- _Requirement_:
Every line of the material below must be repeated exactly.

Saved data entries
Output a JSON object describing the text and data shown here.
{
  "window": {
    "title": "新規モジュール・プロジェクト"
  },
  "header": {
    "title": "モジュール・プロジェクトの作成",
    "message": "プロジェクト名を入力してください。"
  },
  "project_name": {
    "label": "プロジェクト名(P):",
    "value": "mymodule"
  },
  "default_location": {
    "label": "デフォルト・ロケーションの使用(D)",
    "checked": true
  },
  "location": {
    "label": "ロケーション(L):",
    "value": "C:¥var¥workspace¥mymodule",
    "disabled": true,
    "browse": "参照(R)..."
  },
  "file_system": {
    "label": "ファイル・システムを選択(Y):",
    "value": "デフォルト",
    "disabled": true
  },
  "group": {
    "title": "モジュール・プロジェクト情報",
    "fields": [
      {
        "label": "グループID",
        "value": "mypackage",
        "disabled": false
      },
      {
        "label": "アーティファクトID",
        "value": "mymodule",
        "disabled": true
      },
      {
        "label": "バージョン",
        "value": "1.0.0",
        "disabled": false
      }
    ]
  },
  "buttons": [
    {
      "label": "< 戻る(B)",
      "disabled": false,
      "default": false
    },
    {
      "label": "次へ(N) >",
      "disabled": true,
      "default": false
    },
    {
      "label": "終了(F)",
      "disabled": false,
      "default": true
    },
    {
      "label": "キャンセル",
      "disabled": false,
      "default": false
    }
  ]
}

- _The solution_:
Output a JSON object describing the text and data shown here.
{
  "window": {
    "title": "新規モジュール・プロジェクト"
  },
  "header": {
    "title": "モジュール・プロジェクトの作成",
    "message": "プロジェクト名を入力してください。"
  },
  "project_name": {
    "label": "プロジェクト名(P):",
    "value": "mymodule"
  },
  "default_location": {
    "label": "デフォルト・ロケーションの使用(D)",
    "checked": true
  },
  "location": {
    "label": "ロケーション(L):",
    "value": "C:¥var¥workspace¥mymodule",
    "disabled": true,
    "browse": "参照(R)..."
  },
  "file_system": {
    "label": "ファイル・システムを選択(Y):",
    "value": "デフォルト",
    "disabled": true
  },
  "group": {
    "title": "モジュール・プロジェクト情報",
    "fields": [
      {
        "label": "グループID",
        "value": "mypackage",
        "disabled": false
      },
      {
        "label": "アーティファクトID",
        "value": "mymodule",
        "disabled": true
      },
      {
        "label": "バージョン",
        "value": "1.0.0",
        "disabled": false
      }
    ]
  },
  "buttons": [
    {
      "label": "< 戻る(B)",
      "disabled": false,
      "default": false
    },
    {
      "label": "次へ(N) >",
      "disabled": true,
      "default": false
    },
    {
      "label": "終了(F)",
      "disabled": false,
      "default": true
    },
    {
      "label": "キャンセル",
      "disabled": false,
      "default": false
    }
  ]
}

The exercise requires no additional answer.